** Supplied data **
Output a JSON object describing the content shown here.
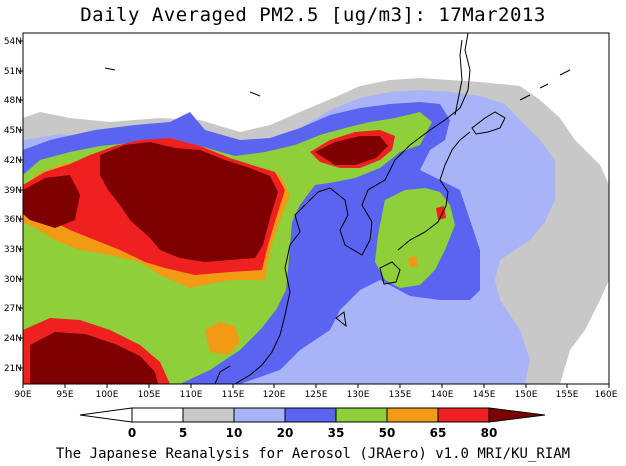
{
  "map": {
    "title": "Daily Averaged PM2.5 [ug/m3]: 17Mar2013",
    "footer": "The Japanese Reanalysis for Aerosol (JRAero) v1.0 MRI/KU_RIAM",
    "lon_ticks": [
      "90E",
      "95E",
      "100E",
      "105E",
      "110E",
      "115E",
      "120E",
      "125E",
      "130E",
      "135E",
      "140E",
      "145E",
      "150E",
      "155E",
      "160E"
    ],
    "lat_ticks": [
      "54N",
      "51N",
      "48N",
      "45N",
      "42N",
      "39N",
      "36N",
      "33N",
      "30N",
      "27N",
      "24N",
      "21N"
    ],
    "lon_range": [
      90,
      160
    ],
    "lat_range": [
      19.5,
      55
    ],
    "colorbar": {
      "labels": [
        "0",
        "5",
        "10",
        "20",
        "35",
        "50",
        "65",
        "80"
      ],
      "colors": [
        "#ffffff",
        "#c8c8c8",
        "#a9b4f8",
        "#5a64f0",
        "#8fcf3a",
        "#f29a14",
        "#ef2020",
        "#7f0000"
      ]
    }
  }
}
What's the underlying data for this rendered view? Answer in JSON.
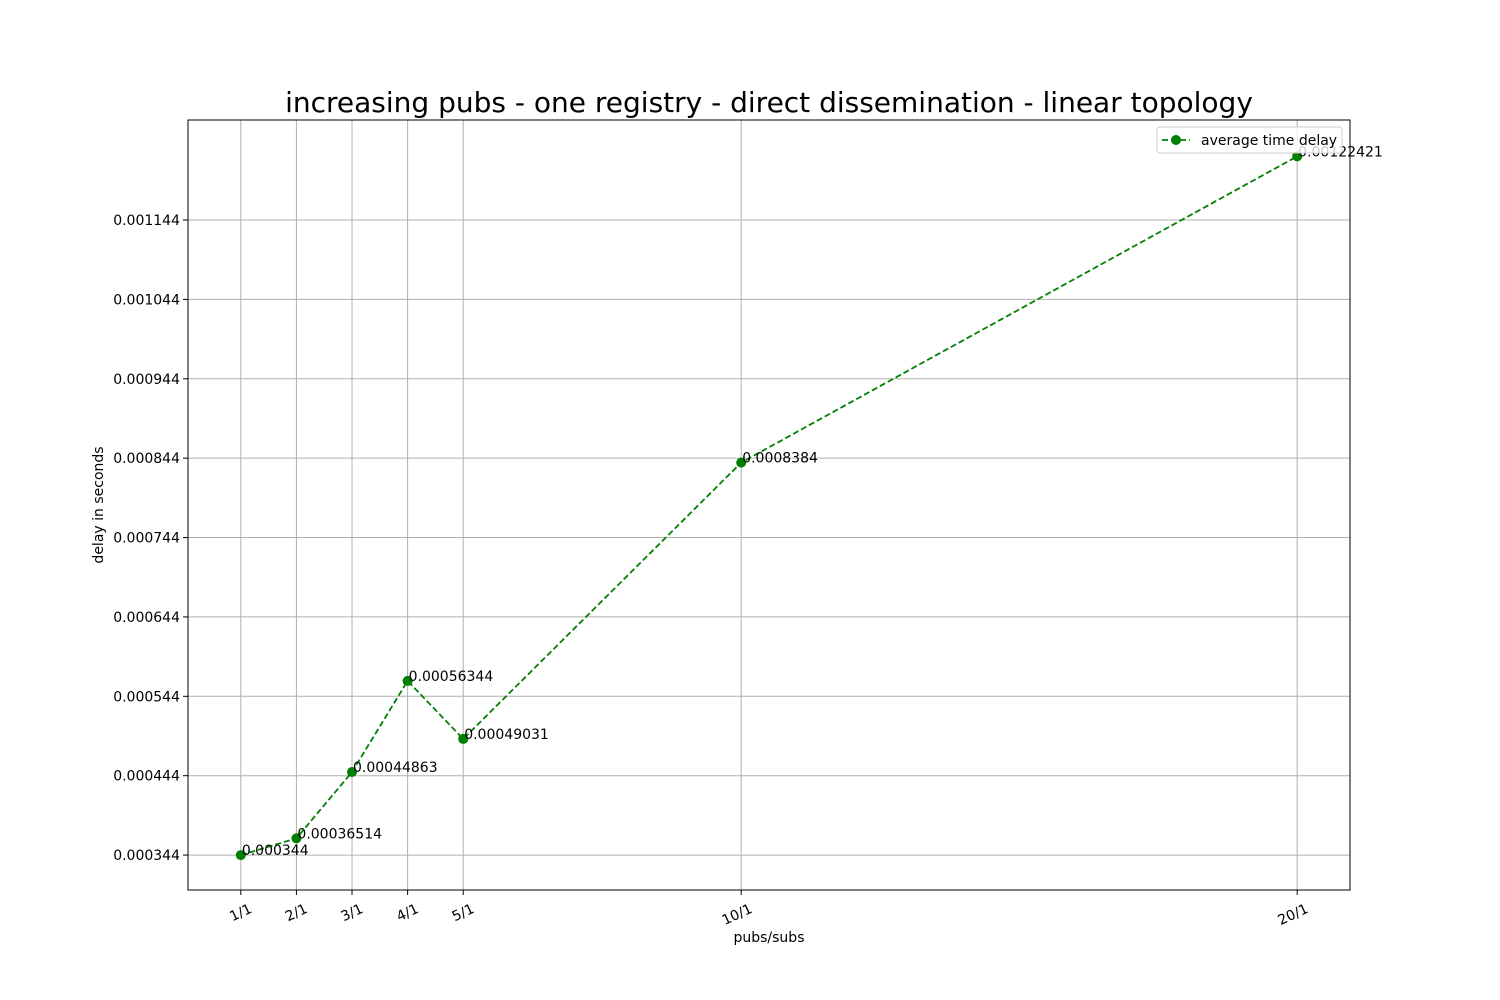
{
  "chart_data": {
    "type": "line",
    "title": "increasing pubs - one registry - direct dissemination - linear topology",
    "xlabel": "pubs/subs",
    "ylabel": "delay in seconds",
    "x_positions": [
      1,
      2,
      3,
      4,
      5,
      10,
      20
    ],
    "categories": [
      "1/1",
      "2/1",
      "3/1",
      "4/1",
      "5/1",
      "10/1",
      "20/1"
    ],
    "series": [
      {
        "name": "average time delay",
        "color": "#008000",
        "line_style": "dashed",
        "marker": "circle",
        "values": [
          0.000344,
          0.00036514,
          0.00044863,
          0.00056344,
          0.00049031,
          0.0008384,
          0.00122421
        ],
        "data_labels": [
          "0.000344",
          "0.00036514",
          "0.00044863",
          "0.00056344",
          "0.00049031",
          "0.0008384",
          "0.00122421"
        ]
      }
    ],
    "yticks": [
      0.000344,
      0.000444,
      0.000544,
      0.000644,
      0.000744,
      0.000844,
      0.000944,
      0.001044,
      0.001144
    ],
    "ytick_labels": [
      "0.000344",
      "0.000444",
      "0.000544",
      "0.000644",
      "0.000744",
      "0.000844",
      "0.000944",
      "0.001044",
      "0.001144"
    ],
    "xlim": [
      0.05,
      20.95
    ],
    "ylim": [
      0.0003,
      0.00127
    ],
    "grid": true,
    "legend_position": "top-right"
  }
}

** What you are asked to do **
Find every line holding the word "pubs"; give their count and nothing else.

** Final result **
2